Using the listing below, extract each line that has the word "NIRSP" in it.

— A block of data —
==============================

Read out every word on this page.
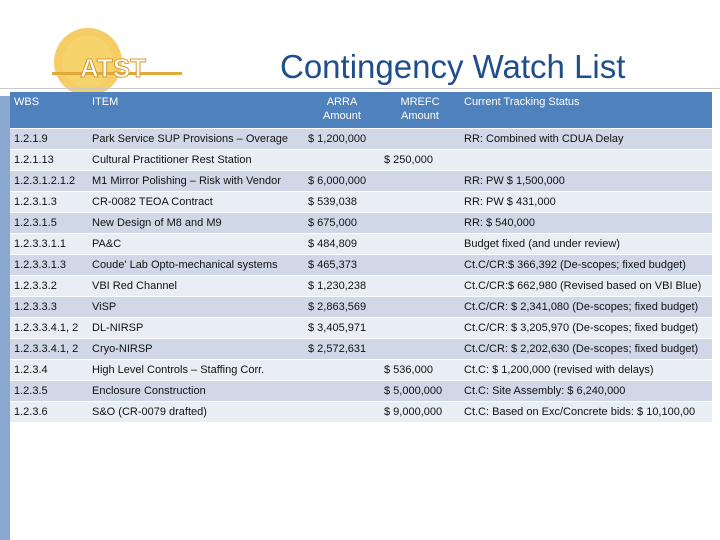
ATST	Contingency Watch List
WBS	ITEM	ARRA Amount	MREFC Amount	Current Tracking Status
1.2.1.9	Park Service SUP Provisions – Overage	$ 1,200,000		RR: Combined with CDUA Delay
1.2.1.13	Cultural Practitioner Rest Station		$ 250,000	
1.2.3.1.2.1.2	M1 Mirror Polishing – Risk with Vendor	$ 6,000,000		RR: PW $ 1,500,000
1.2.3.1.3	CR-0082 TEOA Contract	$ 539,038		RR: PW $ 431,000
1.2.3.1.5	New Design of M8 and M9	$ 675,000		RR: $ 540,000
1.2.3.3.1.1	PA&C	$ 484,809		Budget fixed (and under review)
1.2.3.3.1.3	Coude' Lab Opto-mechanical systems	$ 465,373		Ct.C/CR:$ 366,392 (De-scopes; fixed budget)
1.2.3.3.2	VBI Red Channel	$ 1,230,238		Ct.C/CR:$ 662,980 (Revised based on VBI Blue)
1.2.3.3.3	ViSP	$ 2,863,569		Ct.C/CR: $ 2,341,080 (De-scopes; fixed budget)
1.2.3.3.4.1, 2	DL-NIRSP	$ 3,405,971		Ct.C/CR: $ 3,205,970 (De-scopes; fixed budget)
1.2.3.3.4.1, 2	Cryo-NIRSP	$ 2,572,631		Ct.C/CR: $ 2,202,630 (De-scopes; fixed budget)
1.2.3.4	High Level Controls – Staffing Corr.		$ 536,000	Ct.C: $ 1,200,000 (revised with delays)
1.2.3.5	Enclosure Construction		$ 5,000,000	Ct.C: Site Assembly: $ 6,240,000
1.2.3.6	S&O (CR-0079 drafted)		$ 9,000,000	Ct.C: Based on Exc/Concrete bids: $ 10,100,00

==============================

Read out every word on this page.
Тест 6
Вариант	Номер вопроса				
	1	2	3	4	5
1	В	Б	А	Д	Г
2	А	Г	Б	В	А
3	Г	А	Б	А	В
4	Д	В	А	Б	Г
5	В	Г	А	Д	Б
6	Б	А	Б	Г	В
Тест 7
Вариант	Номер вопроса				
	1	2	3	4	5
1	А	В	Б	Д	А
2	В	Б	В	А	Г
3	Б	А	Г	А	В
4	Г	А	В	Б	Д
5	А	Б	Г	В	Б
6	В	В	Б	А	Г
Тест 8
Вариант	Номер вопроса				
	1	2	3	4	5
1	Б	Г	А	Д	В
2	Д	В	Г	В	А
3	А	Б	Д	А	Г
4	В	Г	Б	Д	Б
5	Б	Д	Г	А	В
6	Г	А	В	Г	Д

==============================

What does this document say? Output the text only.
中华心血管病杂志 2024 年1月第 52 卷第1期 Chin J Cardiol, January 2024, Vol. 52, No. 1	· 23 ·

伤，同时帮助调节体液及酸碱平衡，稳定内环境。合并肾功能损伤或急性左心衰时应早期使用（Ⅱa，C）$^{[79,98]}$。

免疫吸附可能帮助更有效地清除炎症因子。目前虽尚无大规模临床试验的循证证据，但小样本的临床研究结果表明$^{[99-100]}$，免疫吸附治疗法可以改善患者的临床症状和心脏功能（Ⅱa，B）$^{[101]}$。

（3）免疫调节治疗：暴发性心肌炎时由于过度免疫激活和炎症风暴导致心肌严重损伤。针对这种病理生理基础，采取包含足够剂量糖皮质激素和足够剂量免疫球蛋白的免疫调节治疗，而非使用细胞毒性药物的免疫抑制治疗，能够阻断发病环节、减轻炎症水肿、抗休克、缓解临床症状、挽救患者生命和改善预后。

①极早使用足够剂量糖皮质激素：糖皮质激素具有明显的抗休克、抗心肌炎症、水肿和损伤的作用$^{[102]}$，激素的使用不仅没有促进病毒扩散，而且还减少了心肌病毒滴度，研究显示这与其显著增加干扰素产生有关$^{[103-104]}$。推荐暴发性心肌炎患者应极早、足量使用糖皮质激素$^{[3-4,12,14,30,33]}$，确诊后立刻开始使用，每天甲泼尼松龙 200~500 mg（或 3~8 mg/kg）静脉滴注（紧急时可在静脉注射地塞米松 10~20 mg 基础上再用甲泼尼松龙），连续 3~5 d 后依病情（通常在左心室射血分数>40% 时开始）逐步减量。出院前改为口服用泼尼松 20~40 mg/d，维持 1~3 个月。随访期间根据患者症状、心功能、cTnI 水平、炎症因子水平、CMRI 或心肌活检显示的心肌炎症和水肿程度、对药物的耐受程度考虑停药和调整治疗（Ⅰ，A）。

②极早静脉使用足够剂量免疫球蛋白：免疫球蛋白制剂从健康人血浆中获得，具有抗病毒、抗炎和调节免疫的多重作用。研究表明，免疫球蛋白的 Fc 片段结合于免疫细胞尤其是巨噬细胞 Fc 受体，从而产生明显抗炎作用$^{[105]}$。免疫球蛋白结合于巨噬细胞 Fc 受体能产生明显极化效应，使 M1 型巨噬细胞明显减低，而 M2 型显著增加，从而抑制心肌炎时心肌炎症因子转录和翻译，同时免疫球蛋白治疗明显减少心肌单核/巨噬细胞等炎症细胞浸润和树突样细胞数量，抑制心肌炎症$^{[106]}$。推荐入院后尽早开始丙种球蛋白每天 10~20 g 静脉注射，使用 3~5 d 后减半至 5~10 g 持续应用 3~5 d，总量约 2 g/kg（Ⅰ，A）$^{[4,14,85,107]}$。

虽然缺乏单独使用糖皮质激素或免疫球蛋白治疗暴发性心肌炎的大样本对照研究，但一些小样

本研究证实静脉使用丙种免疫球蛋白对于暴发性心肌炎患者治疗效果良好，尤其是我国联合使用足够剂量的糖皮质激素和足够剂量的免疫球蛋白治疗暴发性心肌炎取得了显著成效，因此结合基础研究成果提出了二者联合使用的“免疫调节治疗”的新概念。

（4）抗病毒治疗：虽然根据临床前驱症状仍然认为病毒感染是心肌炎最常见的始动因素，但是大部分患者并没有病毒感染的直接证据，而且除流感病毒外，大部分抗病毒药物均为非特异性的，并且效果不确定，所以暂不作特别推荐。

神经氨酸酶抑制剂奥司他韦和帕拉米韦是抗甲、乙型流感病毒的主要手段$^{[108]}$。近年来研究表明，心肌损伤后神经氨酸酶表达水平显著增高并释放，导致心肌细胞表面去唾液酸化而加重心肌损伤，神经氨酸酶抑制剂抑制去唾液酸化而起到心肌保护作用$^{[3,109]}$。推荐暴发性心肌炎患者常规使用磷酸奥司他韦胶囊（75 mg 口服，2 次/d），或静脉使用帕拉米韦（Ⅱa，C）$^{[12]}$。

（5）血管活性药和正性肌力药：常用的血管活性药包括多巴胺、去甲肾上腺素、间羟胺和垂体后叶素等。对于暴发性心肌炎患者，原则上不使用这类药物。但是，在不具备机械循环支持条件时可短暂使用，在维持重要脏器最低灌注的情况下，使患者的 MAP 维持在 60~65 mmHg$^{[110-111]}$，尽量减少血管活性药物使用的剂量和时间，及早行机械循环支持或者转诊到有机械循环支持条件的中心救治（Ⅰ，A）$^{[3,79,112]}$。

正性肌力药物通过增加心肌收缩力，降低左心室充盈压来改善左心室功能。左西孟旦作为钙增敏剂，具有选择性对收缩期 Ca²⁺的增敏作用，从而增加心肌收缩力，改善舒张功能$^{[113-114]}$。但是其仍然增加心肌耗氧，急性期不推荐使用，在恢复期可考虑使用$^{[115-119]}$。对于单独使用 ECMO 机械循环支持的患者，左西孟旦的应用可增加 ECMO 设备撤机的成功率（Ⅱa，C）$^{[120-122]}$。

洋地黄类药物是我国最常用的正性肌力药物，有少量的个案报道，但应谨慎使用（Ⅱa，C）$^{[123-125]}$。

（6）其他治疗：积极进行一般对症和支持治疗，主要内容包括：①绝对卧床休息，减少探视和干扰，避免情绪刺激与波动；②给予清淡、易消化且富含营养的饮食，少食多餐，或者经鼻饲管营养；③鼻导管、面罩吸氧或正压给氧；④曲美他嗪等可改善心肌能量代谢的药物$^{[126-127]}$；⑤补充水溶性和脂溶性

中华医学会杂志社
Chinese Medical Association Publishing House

==============================

— EXERCISE RESPONSE —
1.2.3.3.4.1, 2	DL-NIRSP	$ 3,405,971		Ct.C/CR: $ 3,205,970 (De-scopes; fixed budget)
1.2.3.3.4.1, 2	Cryo-NIRSP	$ 2,572,631		Ct.C/CR: $ 2,202,630 (De-scopes; fixed budget)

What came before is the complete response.